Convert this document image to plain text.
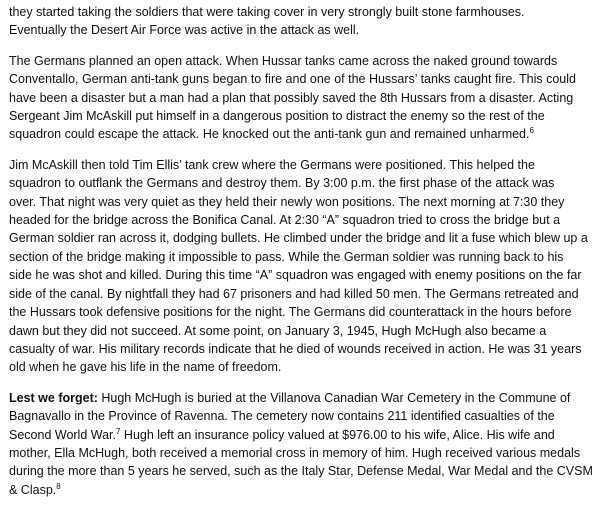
they started taking the soldiers that were taking cover in very strongly built stone farmhouses.
Eventually the Desert Air Force was active in the attack as well.

The Germans planned an open attack. When Hussar tanks came across the naked ground towards
Conventallo, German anti-tank guns began to fire and one of the Hussars’ tanks caught fire. This could
have been a disaster but a man had a plan that possibly saved the 8th Hussars from a disaster. Acting
Sergeant Jim McAskill put himself in a dangerous position to distract the enemy so the rest of the
squadron could escape the attack. He knocked out the anti-tank gun and remained unharmed.$^6$

Jim McAskill then told Tim Ellis’ tank crew where the Germans were positioned. This helped the
squadron to outflank the Germans and destroy them. By 3:00 p.m. the first phase of the attack was
over. That night was very quiet as they held their newly won positions. The next morning at 7:30 they
headed for the bridge across the Bonifica Canal. At 2:30 “A” squadron tried to cross the bridge but a
German soldier ran across it, dodging bullets. He climbed under the bridge and lit a fuse which blew up a
section of the bridge making it impossible to pass. While the German soldier was running back to his
side he was shot and killed. During this time “A” squadron was engaged with enemy positions on the far
side of the canal. By nightfall they had 67 prisoners and had killed 50 men. The Germans retreated and
the Hussars took defensive positions for the night. The Germans did counterattack in the hours before
dawn but they did not succeed. At some point, on January 3, 1945, Hugh McHugh also became a
casualty of war. His military records indicate that he died of wounds received in action. He was 31 years
old when he gave his life in the name of freedom.

Lest we forget: Hugh McHugh is buried at the Villanova Canadian War Cemetery in the Commune of
Bagnavallo in the Province of Ravenna. The cemetery now contains 211 identified casualties of the
Second World War.$^7$ Hugh left an insurance policy valued at $976.00 to his wife, Alice. His wife and
mother, Ella McHugh, both received a memorial cross in memory of him. Hugh received various medals
during the more than 5 years he served, such as the Italy Star, Defense Medal, War Medal and the CVSM
& Clasp.$^8$
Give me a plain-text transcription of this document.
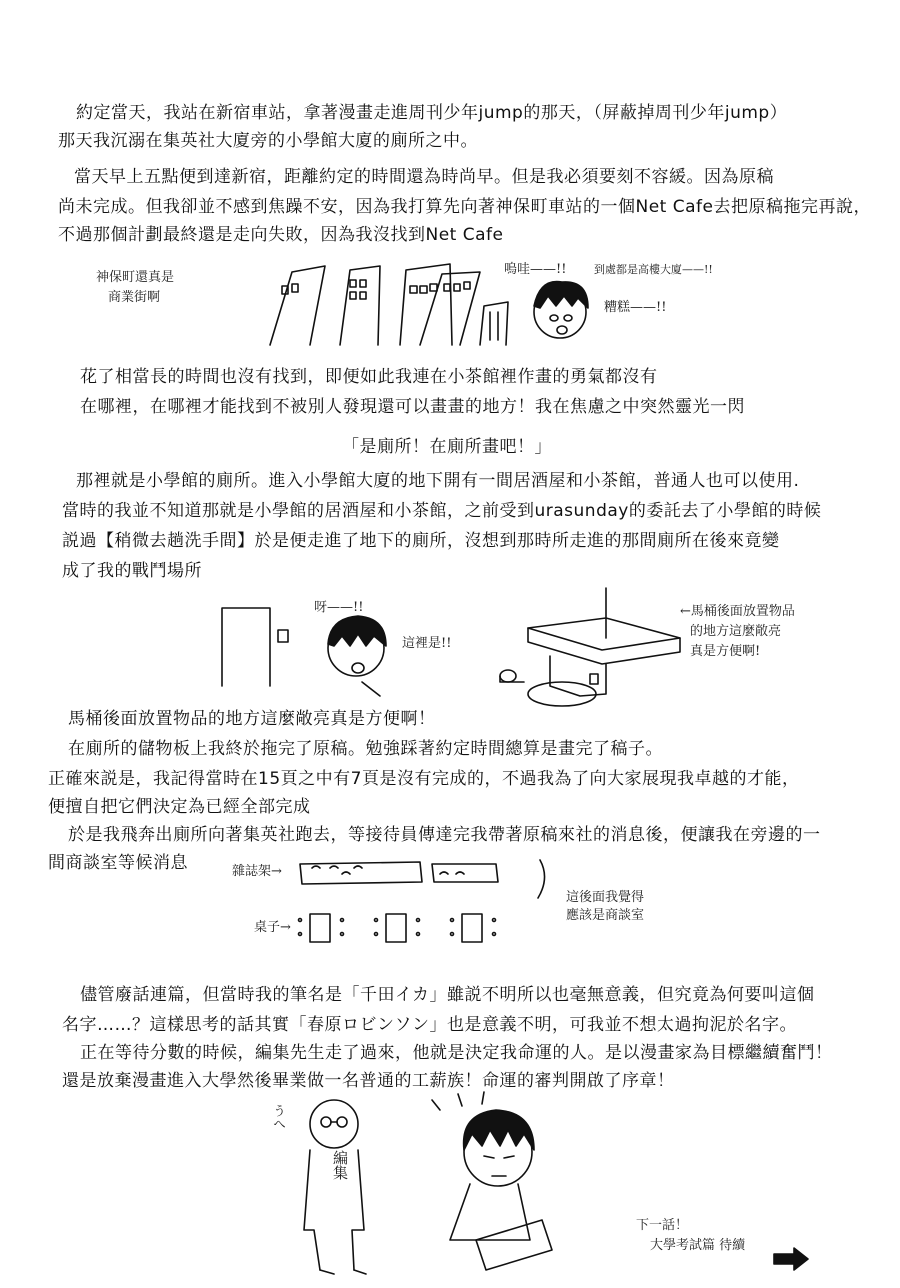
約定當天，我站在新宿車站，拿著漫畫走進周刊少年jump的那天，（屏蔽掉周刊少年jump）
那天我沉溺在集英社大廈旁的小學館大廈的廁所之中。
當天早上五點便到達新宿，距離約定的時間還為時尚早。但是我必須要刻不容緩。因為原稿
尚未完成。但我卻並不感到焦躁不安，因為我打算先向著神保町車站的一個Net Cafe去把原稿拖完再說，
不過那個計劃最終還是走向失敗，因為我沒找到Net Cafe
花了相當長的時間也沒有找到，即便如此我連在小茶館裡作畫的勇氣都沒有
在哪裡，在哪裡才能找到不被別人發現還可以畫畫的地方！我在焦慮之中突然靈光一閃
「是廁所！在廁所畫吧！」
那裡就是小學館的廁所。進入小學館大廈的地下開有一間居酒屋和小茶館，普通人也可以使用.
當時的我並不知道那就是小學館的居酒屋和小茶館，之前受到urasunday的委託去了小學館的時候
説過【稍微去趟洗手間】於是便走進了地下的廁所，沒想到那時所走進的那間廁所在後來竟變
成了我的戰鬥場所
馬桶後面放置物品的地方這麼敞亮真是方便啊！
在廁所的儲物板上我終於拖完了原稿。勉強踩著約定時間總算是畫完了稿子。
正確來説是，我記得當時在15頁之中有7頁是沒有完成的，不過我為了向大家展現我卓越的才能，
便擅自把它們決定為已經全部完成
於是我飛奔出廁所向著集英社跑去，等接待員傳達完我帶著原稿來社的消息後，便讓我在旁邊的一
間商談室等候消息
儘管廢話連篇，但當時我的筆名是「千田イカ」雖説不明所以也毫無意義，但究竟為何要叫這個
名字……？這樣思考的話其實「春原ロビンソン」也是意義不明，可我並不想太過拘泥於名字。
正在等待分數的時候，編集先生走了過來，他就是決定我命運的人。是以漫畫家為目標繼續奮鬥！
還是放棄漫畫進入大學然後畢業做一名普通的工薪族！命運的審判開啟了序章！
神保町還真是
商業街啊
嗚哇——!!	到處都是高樓大廈——!!
糟糕——!!
呀——!!
這裡是!!
←馬桶後面放置物品
的地方這麼敞亮
真是方便啊!
雜誌架→
桌子→
這後面我覺得
應該是商談室
うへ
編集
下一話！
大學考試篇 待續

→ **Exercise goal**
Only a number is wanted: how many lines of the material above hold "very"?

→ **Right answer**
2